### TASK DESCRIPTION
Render the stretch from the start of the records through the line containing "- watermark: 树图 shutu.cn: [109, 156, 425, 331]" as a Markdown table with two columns, No. and Entry. Give each line its row number and leave out blank lines.

### TASK INPUT
[start]

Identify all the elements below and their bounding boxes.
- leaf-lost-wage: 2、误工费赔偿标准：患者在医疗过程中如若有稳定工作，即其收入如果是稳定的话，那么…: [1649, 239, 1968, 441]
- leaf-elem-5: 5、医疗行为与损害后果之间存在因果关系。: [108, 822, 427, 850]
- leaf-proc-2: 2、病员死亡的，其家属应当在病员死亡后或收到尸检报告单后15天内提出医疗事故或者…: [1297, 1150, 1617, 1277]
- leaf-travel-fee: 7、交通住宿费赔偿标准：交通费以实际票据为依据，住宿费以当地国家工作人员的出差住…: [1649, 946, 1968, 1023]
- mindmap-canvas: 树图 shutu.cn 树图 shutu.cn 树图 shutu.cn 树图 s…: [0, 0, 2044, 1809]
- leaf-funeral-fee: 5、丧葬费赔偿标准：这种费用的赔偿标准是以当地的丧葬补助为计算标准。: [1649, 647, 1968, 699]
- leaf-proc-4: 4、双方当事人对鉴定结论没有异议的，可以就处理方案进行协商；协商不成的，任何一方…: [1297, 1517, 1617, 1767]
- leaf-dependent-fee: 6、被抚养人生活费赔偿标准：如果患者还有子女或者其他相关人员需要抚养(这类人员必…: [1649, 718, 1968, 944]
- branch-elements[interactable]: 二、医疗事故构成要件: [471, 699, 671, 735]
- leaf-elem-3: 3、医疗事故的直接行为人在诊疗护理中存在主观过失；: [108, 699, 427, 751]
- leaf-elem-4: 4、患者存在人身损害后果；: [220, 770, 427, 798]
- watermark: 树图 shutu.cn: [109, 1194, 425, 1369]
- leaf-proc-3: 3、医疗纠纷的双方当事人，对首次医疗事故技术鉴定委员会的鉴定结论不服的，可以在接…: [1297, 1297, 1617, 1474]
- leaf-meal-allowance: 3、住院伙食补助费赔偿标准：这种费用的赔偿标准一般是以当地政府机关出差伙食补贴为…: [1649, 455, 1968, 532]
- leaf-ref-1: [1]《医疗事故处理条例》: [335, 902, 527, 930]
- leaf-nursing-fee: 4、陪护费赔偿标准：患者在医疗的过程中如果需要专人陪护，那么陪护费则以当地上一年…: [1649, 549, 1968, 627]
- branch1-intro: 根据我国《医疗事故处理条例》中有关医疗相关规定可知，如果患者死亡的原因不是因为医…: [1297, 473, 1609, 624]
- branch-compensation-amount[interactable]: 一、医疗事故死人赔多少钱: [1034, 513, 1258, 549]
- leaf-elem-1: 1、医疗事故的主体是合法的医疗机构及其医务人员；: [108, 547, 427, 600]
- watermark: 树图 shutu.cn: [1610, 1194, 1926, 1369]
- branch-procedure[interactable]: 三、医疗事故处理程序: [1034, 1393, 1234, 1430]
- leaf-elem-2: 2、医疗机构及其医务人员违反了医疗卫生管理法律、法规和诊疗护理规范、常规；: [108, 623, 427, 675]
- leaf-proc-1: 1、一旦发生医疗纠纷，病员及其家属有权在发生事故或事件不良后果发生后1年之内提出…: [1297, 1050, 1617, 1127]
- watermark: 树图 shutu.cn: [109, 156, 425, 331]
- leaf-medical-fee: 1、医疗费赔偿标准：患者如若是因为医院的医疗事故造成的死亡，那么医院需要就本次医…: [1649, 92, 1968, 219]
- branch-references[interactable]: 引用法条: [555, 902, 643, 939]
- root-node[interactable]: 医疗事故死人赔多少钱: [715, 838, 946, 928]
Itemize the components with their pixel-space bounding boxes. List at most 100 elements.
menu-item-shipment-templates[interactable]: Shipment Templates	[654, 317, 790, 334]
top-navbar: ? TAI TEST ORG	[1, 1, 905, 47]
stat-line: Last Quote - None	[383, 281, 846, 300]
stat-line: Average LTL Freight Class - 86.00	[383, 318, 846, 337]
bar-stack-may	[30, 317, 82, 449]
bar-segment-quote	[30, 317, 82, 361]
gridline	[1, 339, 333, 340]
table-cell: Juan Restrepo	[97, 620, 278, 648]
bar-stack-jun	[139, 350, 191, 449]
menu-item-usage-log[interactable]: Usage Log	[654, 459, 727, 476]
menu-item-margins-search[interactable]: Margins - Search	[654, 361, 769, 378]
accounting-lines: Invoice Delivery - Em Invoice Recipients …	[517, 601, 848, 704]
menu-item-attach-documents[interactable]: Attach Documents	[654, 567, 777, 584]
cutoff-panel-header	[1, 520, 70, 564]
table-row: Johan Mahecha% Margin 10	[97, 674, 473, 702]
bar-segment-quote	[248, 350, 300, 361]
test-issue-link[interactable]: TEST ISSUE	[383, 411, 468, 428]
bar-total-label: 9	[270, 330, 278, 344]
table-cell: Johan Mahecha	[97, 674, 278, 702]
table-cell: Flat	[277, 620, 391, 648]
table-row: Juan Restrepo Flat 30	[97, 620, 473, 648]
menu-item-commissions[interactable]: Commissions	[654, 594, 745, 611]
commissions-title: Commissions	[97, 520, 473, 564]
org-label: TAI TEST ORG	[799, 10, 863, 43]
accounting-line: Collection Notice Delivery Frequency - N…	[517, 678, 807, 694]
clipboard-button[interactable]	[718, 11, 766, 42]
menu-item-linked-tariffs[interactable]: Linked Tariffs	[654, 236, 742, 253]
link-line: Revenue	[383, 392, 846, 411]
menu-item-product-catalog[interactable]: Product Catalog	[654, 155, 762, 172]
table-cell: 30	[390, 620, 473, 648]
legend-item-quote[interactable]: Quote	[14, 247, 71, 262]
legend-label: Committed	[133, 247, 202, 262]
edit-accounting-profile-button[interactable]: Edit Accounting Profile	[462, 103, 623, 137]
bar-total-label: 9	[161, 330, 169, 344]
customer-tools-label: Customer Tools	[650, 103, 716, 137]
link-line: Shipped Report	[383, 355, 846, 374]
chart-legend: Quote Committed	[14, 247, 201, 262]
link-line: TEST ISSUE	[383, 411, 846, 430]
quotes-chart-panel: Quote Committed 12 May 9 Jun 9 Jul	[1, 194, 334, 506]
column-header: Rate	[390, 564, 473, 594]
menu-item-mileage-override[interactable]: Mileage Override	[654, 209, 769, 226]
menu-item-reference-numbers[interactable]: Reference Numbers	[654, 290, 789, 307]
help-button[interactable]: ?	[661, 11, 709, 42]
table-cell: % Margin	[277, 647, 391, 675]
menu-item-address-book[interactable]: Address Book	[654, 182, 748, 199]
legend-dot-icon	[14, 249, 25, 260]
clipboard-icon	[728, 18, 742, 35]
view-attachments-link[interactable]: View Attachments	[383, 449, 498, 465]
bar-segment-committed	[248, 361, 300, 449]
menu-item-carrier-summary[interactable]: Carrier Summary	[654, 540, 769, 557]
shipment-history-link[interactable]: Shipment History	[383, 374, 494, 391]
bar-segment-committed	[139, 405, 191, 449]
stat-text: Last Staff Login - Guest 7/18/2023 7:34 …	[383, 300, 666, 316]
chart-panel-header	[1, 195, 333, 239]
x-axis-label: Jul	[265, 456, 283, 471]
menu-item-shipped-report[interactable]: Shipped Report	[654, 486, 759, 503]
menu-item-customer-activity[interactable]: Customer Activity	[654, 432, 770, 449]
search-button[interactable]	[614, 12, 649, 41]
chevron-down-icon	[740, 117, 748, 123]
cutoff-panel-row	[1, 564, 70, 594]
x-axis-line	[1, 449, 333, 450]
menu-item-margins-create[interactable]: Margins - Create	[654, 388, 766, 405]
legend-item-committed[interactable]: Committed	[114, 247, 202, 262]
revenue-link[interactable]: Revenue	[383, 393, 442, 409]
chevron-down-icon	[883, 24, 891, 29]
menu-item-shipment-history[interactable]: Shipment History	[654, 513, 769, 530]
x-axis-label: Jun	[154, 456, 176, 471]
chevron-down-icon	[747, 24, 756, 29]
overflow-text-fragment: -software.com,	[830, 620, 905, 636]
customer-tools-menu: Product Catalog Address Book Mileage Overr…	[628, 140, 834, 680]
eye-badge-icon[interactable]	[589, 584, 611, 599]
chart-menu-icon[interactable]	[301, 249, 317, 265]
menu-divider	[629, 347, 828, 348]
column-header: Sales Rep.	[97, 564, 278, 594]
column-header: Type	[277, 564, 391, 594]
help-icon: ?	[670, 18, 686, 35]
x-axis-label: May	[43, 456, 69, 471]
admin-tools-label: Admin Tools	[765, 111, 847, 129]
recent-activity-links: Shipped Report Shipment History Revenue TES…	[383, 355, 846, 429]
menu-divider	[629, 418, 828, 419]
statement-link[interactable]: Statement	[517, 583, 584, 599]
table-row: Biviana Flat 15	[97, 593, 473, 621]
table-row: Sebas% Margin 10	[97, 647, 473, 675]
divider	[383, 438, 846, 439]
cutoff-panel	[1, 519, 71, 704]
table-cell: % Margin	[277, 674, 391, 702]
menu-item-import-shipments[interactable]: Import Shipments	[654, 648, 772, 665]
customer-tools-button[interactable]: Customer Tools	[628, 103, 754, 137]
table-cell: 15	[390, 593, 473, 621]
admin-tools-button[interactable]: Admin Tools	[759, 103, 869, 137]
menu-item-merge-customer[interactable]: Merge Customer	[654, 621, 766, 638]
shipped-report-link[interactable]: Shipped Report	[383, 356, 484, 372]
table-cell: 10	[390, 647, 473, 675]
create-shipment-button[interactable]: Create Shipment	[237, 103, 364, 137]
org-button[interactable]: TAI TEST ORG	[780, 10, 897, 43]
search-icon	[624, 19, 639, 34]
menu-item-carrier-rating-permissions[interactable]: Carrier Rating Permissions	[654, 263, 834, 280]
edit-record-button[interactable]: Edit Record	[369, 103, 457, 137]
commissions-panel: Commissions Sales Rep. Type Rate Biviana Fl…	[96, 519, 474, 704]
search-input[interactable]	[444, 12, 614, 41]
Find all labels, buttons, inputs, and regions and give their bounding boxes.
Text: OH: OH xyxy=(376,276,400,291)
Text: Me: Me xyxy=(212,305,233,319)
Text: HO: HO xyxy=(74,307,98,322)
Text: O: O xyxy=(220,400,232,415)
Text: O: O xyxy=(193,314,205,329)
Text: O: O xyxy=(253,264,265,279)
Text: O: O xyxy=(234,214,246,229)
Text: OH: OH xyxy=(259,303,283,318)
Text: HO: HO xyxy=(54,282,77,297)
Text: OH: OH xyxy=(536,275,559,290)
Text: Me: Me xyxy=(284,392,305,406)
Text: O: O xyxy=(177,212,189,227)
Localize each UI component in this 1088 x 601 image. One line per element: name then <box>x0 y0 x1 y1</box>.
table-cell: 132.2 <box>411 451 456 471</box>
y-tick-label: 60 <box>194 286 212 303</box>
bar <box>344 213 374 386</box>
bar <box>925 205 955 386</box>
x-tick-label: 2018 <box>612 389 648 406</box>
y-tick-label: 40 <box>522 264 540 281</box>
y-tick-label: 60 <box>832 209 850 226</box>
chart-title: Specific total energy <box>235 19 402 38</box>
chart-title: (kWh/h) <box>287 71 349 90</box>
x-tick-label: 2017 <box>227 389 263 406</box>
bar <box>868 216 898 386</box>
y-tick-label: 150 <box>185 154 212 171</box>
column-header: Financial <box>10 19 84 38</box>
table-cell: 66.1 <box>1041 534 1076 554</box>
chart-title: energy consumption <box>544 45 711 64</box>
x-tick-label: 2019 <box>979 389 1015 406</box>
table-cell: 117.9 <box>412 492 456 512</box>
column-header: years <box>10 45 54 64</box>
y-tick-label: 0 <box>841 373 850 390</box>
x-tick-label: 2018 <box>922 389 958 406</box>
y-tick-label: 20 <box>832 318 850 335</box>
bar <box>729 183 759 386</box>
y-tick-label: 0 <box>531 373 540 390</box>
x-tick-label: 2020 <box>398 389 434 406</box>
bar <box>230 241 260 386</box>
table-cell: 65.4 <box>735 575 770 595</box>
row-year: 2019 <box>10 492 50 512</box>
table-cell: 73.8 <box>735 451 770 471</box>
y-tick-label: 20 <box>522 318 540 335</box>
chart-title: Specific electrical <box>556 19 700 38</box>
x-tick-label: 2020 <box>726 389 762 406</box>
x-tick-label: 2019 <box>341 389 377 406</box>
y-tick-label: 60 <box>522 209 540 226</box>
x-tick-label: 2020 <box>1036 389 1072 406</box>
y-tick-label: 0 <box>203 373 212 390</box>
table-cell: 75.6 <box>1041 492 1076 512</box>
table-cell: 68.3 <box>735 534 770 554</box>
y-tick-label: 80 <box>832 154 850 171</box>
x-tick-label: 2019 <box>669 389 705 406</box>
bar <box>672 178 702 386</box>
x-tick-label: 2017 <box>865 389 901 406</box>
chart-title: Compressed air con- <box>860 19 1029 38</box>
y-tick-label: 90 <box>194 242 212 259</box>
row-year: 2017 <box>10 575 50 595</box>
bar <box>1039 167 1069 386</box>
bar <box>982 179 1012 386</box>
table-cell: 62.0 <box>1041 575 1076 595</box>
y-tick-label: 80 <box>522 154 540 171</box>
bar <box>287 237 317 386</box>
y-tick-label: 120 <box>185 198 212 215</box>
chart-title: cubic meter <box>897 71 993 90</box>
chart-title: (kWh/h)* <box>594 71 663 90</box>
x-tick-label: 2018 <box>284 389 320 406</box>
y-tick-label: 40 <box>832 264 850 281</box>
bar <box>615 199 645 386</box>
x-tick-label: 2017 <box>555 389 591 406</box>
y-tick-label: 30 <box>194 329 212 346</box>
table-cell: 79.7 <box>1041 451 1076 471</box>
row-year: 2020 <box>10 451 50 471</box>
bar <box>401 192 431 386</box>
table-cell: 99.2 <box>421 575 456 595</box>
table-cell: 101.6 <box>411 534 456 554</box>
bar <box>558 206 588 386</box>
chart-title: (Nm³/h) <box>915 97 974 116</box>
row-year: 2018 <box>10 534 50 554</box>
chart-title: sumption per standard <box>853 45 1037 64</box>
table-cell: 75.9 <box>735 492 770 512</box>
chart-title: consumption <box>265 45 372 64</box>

[end]

### EXERCISE RESPONSE
| No. | Entry |
|---|---|
| 1 | Identify all the elements below and their bounding boxes. |
| 2 | - leaf-lost-wage: 2、误工费赔偿标准：患者在医疗过程中如若有稳定工作，即其收入如果是稳定的话，那么…: [1649, 239, 1968, 441] |
| 3 | - leaf-elem-5: 5、医疗行为与损害后果之间存在因果关系。: [108, 822, 427, 850] |
| 4 | - leaf-proc-2: 2、病员死亡的，其家属应当在病员死亡后或收到尸检报告单后15天内提出医疗事故或者…: [1297, 1150, 1617, 1277] |
| 5 | - leaf-travel-fee: 7、交通住宿费赔偿标准：交通费以实际票据为依据，住宿费以当地国家工作人员的出差住…: [1649, 946, 1968, 1023] |
| 6 | - mindmap-canvas: 树图 shutu.cn 树图 shutu.cn 树图 shutu.cn 树图 s…: [0, 0, 2044, 1809] |
| 7 | - leaf-funeral-fee: 5、丧葬费赔偿标准：这种费用的赔偿标准是以当地的丧葬补助为计算标准。: [1649, 647, 1968, 699] |
| 8 | - leaf-proc-4: 4、双方当事人对鉴定结论没有异议的，可以就处理方案进行协商；协商不成的，任何一方…: [1297, 1517, 1617, 1767] |
| 9 | - leaf-dependent-fee: 6、被抚养人生活费赔偿标准：如果患者还有子女或者其他相关人员需要抚养(这类人员必…: [1649, 718, 1968, 944] |
| 10 | - branch-elements[interactable]: 二、医疗事故构成要件: [471, 699, 671, 735] |
| 11 | - leaf-elem-3: 3、医疗事故的直接行为人在诊疗护理中存在主观过失；: [108, 699, 427, 751] |
| 12 | - leaf-elem-4: 4、患者存在人身损害后果；: [220, 770, 427, 798] |
| 13 | - watermark: 树图 shutu.cn: [109, 1194, 425, 1369] |
| 14 | - leaf-proc-3: 3、医疗纠纷的双方当事人，对首次医疗事故技术鉴定委员会的鉴定结论不服的，可以在接…: [1297, 1297, 1617, 1474] |
| 15 | - leaf-meal-allowance: 3、住院伙食补助费赔偿标准：这种费用的赔偿标准一般是以当地政府机关出差伙食补贴为…: [1649, 455, 1968, 532] |
| 16 | - leaf-ref-1: [1]《医疗事故处理条例》: [335, 902, 527, 930] |
| 17 | - leaf-nursing-fee: 4、陪护费赔偿标准：患者在医疗的过程中如果需要专人陪护，那么陪护费则以当地上一年…: [1649, 549, 1968, 627] |
| 18 | - branch1-intro: 根据我国《医疗事故处理条例》中有关医疗相关规定可知，如果患者死亡的原因不是因为医…: [1297, 473, 1609, 624] |
| 19 | - branch-compensation-amount[interactable]: 一、医疗事故死人赔多少钱: [1034, 513, 1258, 549] |
| 20 | - leaf-elem-1: 1、医疗事故的主体是合法的医疗机构及其医务人员；: [108, 547, 427, 600] |
| 21 | - watermark: 树图 shutu.cn: [1610, 1194, 1926, 1369] |
| 22 | - branch-procedure[interactable]: 三、医疗事故处理程序: [1034, 1393, 1234, 1430] |
| 23 | - leaf-elem-2: 2、医疗机构及其医务人员违反了医疗卫生管理法律、法规和诊疗护理规范、常规；: [108, 623, 427, 675] |
| 24 | - leaf-proc-1: 1、一旦发生医疗纠纷，病员及其家属有权在发生事故或事件不良后果发生后1年之内提出…: [1297, 1050, 1617, 1127] |
| 25 | - watermark: 树图 shutu.cn: [109, 156, 425, 331] |